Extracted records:
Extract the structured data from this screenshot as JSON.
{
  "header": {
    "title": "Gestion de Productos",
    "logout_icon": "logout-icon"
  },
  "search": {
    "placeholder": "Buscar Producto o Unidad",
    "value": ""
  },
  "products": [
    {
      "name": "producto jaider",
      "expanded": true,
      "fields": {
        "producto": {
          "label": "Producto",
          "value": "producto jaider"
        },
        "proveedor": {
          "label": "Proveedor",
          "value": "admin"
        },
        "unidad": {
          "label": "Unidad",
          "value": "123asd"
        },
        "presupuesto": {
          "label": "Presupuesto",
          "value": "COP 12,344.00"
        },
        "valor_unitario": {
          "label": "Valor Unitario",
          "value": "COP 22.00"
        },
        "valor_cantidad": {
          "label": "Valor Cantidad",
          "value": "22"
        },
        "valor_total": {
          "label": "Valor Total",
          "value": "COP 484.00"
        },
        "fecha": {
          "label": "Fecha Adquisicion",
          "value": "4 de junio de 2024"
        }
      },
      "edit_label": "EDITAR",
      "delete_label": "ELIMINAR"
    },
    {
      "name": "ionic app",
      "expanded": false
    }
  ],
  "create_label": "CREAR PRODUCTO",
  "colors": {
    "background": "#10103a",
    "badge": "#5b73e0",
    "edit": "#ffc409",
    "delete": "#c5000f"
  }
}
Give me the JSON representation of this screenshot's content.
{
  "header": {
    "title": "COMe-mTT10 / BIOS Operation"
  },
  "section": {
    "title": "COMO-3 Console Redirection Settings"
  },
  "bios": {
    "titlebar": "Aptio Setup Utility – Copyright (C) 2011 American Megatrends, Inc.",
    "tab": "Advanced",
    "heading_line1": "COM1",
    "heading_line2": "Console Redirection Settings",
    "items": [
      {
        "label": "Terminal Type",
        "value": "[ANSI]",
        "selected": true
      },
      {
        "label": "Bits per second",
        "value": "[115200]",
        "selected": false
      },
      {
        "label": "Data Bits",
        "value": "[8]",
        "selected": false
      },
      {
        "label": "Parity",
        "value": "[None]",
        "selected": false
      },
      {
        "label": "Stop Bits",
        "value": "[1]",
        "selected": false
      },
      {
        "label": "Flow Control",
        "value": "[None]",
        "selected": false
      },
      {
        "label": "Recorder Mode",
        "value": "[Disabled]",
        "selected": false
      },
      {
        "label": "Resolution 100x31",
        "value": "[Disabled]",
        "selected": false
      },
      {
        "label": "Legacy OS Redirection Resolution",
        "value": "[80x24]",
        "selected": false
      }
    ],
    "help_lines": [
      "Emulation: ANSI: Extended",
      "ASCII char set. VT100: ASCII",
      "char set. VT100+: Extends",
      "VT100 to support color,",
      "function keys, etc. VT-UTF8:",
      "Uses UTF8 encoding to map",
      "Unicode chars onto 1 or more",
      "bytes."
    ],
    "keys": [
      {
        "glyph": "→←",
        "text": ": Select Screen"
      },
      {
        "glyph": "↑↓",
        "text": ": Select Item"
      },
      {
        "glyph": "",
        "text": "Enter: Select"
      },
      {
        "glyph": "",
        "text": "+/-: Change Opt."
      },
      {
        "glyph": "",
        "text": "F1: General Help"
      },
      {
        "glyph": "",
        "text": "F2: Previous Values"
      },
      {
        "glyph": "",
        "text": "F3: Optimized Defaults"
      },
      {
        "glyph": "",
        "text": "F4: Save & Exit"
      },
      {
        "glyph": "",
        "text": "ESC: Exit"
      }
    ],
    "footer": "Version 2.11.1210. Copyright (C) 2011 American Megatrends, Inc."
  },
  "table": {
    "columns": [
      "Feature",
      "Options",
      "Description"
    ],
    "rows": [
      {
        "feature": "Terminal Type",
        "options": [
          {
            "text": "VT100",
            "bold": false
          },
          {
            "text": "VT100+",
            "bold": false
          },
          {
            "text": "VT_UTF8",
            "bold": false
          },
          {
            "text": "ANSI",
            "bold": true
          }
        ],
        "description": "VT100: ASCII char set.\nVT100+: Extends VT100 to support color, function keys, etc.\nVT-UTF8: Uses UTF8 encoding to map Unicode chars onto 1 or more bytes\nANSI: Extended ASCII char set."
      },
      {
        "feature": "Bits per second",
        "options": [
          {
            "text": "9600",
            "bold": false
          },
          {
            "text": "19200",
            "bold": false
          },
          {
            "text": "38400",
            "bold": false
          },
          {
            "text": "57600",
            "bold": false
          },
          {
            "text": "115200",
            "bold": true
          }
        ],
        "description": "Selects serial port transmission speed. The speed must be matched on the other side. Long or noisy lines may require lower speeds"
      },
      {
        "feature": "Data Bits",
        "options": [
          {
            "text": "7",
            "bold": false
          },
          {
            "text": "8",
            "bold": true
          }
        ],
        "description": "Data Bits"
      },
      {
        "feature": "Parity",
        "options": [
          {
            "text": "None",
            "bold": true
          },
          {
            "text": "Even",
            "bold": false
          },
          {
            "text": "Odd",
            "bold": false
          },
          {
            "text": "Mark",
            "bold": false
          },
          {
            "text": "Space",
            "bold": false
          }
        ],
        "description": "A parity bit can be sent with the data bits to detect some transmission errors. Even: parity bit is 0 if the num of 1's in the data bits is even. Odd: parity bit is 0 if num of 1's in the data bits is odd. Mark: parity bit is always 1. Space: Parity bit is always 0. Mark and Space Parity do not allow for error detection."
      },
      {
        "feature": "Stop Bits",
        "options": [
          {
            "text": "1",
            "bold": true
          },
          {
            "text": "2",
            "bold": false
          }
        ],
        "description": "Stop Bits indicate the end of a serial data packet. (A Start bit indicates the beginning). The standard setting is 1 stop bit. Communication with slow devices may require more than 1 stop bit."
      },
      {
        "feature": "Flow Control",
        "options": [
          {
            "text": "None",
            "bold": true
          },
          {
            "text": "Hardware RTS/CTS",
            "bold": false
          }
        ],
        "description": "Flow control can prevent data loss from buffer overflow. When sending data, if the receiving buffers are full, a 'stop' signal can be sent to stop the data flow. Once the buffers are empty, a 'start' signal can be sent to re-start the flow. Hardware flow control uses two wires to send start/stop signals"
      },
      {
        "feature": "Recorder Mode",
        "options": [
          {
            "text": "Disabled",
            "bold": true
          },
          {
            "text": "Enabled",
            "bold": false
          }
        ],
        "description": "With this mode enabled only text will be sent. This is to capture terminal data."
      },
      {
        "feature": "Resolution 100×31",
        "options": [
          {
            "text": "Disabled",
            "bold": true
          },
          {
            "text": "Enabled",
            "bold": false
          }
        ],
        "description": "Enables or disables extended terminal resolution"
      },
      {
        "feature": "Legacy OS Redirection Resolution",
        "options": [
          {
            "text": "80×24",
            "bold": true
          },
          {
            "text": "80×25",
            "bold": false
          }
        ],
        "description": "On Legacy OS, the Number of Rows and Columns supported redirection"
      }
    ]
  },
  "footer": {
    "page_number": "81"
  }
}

- Work required -
In the records above, how many lines include "from"? Give that number and nothing more.

- Reply to the task -
2